== Supplied material

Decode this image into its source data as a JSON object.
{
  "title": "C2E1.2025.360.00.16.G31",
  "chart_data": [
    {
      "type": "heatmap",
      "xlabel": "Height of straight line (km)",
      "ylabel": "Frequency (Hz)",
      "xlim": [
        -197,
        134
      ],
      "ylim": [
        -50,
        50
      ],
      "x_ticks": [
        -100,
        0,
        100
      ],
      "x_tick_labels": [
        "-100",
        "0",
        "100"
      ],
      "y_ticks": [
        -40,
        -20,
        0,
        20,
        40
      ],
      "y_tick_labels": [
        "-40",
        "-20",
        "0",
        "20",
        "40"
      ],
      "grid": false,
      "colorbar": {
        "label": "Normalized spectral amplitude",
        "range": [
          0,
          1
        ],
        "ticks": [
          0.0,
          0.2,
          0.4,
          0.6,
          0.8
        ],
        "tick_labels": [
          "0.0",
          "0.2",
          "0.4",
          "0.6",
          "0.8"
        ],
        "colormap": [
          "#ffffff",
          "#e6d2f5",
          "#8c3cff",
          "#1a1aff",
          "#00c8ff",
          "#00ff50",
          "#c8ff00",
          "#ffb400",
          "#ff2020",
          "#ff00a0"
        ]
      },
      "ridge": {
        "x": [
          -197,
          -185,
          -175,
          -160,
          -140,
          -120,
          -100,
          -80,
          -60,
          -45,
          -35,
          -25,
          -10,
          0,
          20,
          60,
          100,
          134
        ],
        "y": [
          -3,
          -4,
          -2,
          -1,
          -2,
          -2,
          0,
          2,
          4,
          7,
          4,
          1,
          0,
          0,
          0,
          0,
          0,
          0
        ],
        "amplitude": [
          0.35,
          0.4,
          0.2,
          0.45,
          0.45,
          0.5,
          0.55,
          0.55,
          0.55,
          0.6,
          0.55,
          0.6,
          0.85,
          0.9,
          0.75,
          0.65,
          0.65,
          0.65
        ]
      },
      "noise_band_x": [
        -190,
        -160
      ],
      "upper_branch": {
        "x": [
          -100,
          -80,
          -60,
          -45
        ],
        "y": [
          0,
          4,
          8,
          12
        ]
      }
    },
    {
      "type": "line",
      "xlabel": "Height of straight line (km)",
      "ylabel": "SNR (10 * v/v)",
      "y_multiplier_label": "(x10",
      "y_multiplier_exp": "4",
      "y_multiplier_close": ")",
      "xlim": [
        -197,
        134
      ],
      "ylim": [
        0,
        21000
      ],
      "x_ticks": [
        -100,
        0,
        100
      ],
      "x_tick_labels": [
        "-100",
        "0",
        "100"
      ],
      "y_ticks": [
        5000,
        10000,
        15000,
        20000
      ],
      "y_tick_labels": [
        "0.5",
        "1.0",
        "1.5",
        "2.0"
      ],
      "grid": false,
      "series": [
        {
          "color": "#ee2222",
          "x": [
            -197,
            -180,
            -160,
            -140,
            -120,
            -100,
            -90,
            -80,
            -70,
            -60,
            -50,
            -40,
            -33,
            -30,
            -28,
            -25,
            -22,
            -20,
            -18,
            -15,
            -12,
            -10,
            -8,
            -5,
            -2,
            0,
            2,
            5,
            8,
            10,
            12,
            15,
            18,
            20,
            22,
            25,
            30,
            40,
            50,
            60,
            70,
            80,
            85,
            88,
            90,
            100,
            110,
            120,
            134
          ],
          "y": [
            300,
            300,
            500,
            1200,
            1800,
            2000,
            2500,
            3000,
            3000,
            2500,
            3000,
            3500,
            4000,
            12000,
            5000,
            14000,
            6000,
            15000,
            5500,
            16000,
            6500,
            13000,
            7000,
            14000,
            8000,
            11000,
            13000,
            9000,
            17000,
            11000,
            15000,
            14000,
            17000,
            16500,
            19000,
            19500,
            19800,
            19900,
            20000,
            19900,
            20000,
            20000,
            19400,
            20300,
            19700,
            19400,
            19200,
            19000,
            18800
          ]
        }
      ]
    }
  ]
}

====

Copy every line exactly. Leave nothing out.

Decode this image into its source data as a JSON object.
{
  "title": "C2E1.2025.360.00.16.G31",
  "chart_data": [
    {
      "type": "heatmap",
      "xlabel": "Height of straight line (km)",
      "ylabel": "Frequency (Hz)",
      "xlim": [
        -197,
        134
      ],
      "ylim": [
        -50,
        50
      ],
      "x_ticks": [
        -100,
        0,
        100
      ],
      "x_tick_labels": [
        "-100",
        "0",
        "100"
      ],
      "y_ticks": [
        -40,
        -20,
        0,
        20,
        40
      ],
      "y_tick_labels": [
        "-40",
        "-20",
        "0",
        "20",
        "40"
      ],
      "grid": false,
      "colorbar": {
        "label": "Normalized spectral amplitude",
        "range": [
          0,
          1
        ],
        "ticks": [
          0.0,
          0.2,
          0.4,
          0.6,
          0.8
        ],
        "tick_labels": [
          "0.0",
          "0.2",
          "0.4",
          "0.6",
          "0.8"
        ],
        "colormap": [
          "#ffffff",
          "#e6d2f5",
          "#8c3cff",
          "#1a1aff",
          "#00c8ff",
          "#00ff50",
          "#c8ff00",
          "#ffb400",
          "#ff2020",
          "#ff00a0"
        ]
      },
      "ridge": {
        "x": [
          -197,
          -185,
          -175,
          -160,
          -140,
          -120,
          -100,
          -80,
          -60,
          -45,
          -35,
          -25,
          -10,
          0,
          20,
          60,
          100,
          134
        ],
        "y": [
          -3,
          -4,
          -2,
          -1,
          -2,
          -2,
          0,
          2,
          4,
          7,
          4,
          1,
          0,
          0,
          0,
          0,
          0,
          0
        ],
        "amplitude": [
          0.35,
          0.4,
          0.2,
          0.45,
          0.45,
          0.5,
          0.55,
          0.55,
          0.55,
          0.6,
          0.55,
          0.6,
          0.85,
          0.9,
          0.75,
          0.65,
          0.65,
          0.65
        ]
      },
      "noise_band_x": [
        -190,
        -160
      ],
      "upper_branch": {
        "x": [
          -100,
          -80,
          -60,
          -45
        ],
        "y": [
          0,
          4,
          8,
          12
        ]
      }
    },
    {
      "type": "line",
      "xlabel": "Height of straight line (km)",
      "ylabel": "SNR (10 * v/v)",
      "y_multiplier_label": "(x10",
      "y_multiplier_exp": "4",
      "y_multiplier_close": ")",
      "xlim": [
        -197,
        134
      ],
      "ylim": [
        0,
        21000
      ],
      "x_ticks": [
        -100,
        0,
        100
      ],
      "x_tick_labels": [
        "-100",
        "0",
        "100"
      ],
      "y_ticks": [
        5000,
        10000,
        15000,
        20000
      ],
      "y_tick_labels": [
        "0.5",
        "1.0",
        "1.5",
        "2.0"
      ],
      "grid": false,
      "series": [
        {
          "color": "#ee2222",
          "x": [
            -197,
            -180,
            -160,
            -140,
            -120,
            -100,
            -90,
            -80,
            -70,
            -60,
            -50,
            -40,
            -33,
            -30,
            -28,
            -25,
            -22,
            -20,
            -18,
            -15,
            -12,
            -10,
            -8,
            -5,
            -2,
            0,
            2,
            5,
            8,
            10,
            12,
            15,
            18,
            20,
            22,
            25,
            30,
            40,
            50,
            60,
            70,
            80,
            85,
            88,
            90,
            100,
            110,
            120,
            134
          ],
          "y": [
            300,
            300,
            500,
            1200,
            1800,
            2000,
            2500,
            3000,
            3000,
            2500,
            3000,
            3500,
            4000,
            12000,
            5000,
            14000,
            6000,
            15000,
            5500,
            16000,
            6500,
            13000,
            7000,
            14000,
            8000,
            11000,
            13000,
            9000,
            17000,
            11000,
            15000,
            14000,
            17000,
            16500,
            19000,
            19500,
            19800,
            19900,
            20000,
            19900,
            20000,
            20000,
            19400,
            20300,
            19700,
            19400,
            19200,
            19000,
            18800
          ]
        }
      ]
    }
  ]
}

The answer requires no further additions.